» Objective: Below are records to be output exactly, every one of them.

# START OF Data excerpts

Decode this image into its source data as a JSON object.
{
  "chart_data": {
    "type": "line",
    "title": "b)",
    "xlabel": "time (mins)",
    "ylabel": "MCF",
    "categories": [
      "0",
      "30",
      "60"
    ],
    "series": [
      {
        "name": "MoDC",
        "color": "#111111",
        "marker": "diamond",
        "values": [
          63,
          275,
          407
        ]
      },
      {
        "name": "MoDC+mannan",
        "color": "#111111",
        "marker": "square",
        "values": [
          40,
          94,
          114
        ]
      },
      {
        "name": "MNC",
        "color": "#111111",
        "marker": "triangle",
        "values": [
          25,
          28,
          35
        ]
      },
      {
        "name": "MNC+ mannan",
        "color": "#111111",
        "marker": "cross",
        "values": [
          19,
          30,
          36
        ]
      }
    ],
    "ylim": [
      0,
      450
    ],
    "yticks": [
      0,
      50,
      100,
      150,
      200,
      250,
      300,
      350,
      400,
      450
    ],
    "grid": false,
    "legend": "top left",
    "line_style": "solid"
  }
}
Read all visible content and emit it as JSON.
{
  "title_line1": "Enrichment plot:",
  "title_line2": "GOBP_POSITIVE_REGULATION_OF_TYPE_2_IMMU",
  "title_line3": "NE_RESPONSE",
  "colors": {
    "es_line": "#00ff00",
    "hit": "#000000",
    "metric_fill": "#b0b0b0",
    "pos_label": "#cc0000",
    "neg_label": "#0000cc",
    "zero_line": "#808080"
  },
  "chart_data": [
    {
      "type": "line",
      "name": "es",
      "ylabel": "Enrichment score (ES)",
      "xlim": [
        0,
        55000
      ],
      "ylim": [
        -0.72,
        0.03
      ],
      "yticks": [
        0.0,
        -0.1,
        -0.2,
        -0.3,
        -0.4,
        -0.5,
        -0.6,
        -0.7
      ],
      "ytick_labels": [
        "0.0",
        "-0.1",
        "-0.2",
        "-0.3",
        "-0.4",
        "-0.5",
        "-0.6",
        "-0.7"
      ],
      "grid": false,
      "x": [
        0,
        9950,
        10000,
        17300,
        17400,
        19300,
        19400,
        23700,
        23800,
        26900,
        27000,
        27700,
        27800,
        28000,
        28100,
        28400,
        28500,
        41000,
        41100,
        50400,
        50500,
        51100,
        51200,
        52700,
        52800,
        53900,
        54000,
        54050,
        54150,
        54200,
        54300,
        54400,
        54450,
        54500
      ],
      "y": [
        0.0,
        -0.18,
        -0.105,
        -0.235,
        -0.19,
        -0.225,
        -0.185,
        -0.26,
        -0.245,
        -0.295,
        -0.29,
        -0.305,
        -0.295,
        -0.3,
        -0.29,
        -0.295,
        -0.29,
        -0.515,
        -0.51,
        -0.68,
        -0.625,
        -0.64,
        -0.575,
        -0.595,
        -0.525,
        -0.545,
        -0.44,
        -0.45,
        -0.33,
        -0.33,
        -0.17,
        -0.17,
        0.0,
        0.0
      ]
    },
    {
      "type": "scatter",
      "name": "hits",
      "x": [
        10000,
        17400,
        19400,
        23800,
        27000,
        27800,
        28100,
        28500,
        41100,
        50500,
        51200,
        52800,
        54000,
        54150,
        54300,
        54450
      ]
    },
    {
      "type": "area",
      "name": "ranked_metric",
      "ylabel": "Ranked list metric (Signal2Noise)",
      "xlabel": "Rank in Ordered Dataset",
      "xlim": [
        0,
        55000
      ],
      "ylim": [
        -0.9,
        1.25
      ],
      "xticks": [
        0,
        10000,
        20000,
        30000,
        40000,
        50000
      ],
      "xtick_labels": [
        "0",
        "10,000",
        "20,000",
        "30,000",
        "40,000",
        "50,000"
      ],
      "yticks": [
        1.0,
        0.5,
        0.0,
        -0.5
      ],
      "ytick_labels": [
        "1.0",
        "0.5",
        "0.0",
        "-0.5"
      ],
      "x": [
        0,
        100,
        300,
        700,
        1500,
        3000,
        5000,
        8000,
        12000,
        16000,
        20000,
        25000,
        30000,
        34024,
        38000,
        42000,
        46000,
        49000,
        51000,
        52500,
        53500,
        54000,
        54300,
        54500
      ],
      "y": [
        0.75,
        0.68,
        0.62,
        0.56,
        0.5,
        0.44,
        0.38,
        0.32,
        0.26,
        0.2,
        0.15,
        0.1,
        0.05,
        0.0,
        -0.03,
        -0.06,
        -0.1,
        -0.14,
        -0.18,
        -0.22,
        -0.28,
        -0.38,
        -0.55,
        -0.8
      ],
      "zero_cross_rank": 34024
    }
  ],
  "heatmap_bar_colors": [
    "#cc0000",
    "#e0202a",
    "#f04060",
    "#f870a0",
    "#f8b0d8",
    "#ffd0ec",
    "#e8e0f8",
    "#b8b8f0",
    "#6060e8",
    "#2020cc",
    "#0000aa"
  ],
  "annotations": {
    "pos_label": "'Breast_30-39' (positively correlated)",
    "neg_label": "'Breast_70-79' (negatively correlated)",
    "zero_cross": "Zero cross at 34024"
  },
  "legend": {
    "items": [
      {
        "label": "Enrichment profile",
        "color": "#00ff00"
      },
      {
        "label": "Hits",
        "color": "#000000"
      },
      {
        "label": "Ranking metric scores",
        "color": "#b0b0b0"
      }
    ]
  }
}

# END OF Data excerpts

» Finished task:
Decode this image into its source data as a JSON object.
{
  "chart_data": {
    "type": "line",
    "title": "b)",
    "xlabel": "time (mins)",
    "ylabel": "MCF",
    "categories": [
      "0",
      "30",
      "60"
    ],
    "series": [
      {
        "name": "MoDC",
        "color": "#111111",
        "marker": "diamond",
        "values": [
          63,
          275,
          407
        ]
      },
      {
        "name": "MoDC+mannan",
        "color": "#111111",
        "marker": "square",
        "values": [
          40,
          94,
          114
        ]
      },
      {
        "name": "MNC",
        "color": "#111111",
        "marker": "triangle",
        "values": [
          25,
          28,
          35
        ]
      },
      {
        "name": "MNC+ mannan",
        "color": "#111111",
        "marker": "cross",
        "values": [
          19,
          30,
          36
        ]
      }
    ],
    "ylim": [
      0,
      450
    ],
    "yticks": [
      0,
      50,
      100,
      150,
      200,
      250,
      300,
      350,
      400,
      450
    ],
    "grid": false,
    "legend": "top left",
    "line_style": "solid"
  }
}
Read all visible content and emit it as JSON.
{
  "title_line1": "Enrichment plot:",
  "title_line2": "GOBP_POSITIVE_REGULATION_OF_TYPE_2_IMMU",
  "title_line3": "NE_RESPONSE",
  "colors": {
    "es_line": "#00ff00",
    "hit": "#000000",
    "metric_fill": "#b0b0b0",
    "pos_label": "#cc0000",
    "neg_label": "#0000cc",
    "zero_line": "#808080"
  },
  "chart_data": [
    {
      "type": "line",
      "name": "es",
      "ylabel": "Enrichment score (ES)",
      "xlim": [
        0,
        55000
      ],
      "ylim": [
        -0.72,
        0.03
      ],
      "yticks": [
        0.0,
        -0.1,
        -0.2,
        -0.3,
        -0.4,
        -0.5,
        -0.6,
        -0.7
      ],
      "ytick_labels": [
        "0.0",
        "-0.1",
        "-0.2",
        "-0.3",
        "-0.4",
        "-0.5",
        "-0.6",
        "-0.7"
      ],
      "grid": false,
      "x": [
        0,
        9950,
        10000,
        17300,
        17400,
        19300,
        19400,
        23700,
        23800,
        26900,
        27000,
        27700,
        27800,
        28000,
        28100,
        28400,
        28500,
        41000,
        41100,
        50400,
        50500,
        51100,
        51200,
        52700,
        52800,
        53900,
        54000,
        54050,
        54150,
        54200,
        54300,
        54400,
        54450,
        54500
      ],
      "y": [
        0.0,
        -0.18,
        -0.105,
        -0.235,
        -0.19,
        -0.225,
        -0.185,
        -0.26,
        -0.245,
        -0.295,
        -0.29,
        -0.305,
        -0.295,
        -0.3,
        -0.29,
        -0.295,
        -0.29,
        -0.515,
        -0.51,
        -0.68,
        -0.625,
        -0.64,
        -0.575,
        -0.595,
        -0.525,
        -0.545,
        -0.44,
        -0.45,
        -0.33,
        -0.33,
        -0.17,
        -0.17,
        0.0,
        0.0
      ]
    },
    {
      "type": "scatter",
      "name": "hits",
      "x": [
        10000,
        17400,
        19400,
        23800,
        27000,
        27800,
        28100,
        28500,
        41100,
        50500,
        51200,
        52800,
        54000,
        54150,
        54300,
        54450
      ]
    },
    {
      "type": "area",
      "name": "ranked_metric",
      "ylabel": "Ranked list metric (Signal2Noise)",
      "xlabel": "Rank in Ordered Dataset",
      "xlim": [
        0,
        55000
      ],
      "ylim": [
        -0.9,
        1.25
      ],
      "xticks": [
        0,
        10000,
        20000,
        30000,
        40000,
        50000
      ],
      "xtick_labels": [
        "0",
        "10,000",
        "20,000",
        "30,000",
        "40,000",
        "50,000"
      ],
      "yticks": [
        1.0,
        0.5,
        0.0,
        -0.5
      ],
      "ytick_labels": [
        "1.0",
        "0.5",
        "0.0",
        "-0.5"
      ],
      "x": [
        0,
        100,
        300,
        700,
        1500,
        3000,
        5000,
        8000,
        12000,
        16000,
        20000,
        25000,
        30000,
        34024,
        38000,
        42000,
        46000,
        49000,
        51000,
        52500,
        53500,
        54000,
        54300,
        54500
      ],
      "y": [
        0.75,
        0.68,
        0.62,
        0.56,
        0.5,
        0.44,
        0.38,
        0.32,
        0.26,
        0.2,
        0.15,
        0.1,
        0.05,
        0.0,
        -0.03,
        -0.06,
        -0.1,
        -0.14,
        -0.18,
        -0.22,
        -0.28,
        -0.38,
        -0.55,
        -0.8
      ],
      "zero_cross_rank": 34024
    }
  ],
  "heatmap_bar_colors": [
    "#cc0000",
    "#e0202a",
    "#f04060",
    "#f870a0",
    "#f8b0d8",
    "#ffd0ec",
    "#e8e0f8",
    "#b8b8f0",
    "#6060e8",
    "#2020cc",
    "#0000aa"
  ],
  "annotations": {
    "pos_label": "'Breast_30-39' (positively correlated)",
    "neg_label": "'Breast_70-79' (negatively correlated)",
    "zero_cross": "Zero cross at 34024"
  },
  "legend": {
    "items": [
      {
        "label": "Enrichment profile",
        "color": "#00ff00"
      },
      {
        "label": "Hits",
        "color": "#000000"
      },
      {
        "label": "Ranking metric scores",
        "color": "#b0b0b0"
      }
    ]
  }
}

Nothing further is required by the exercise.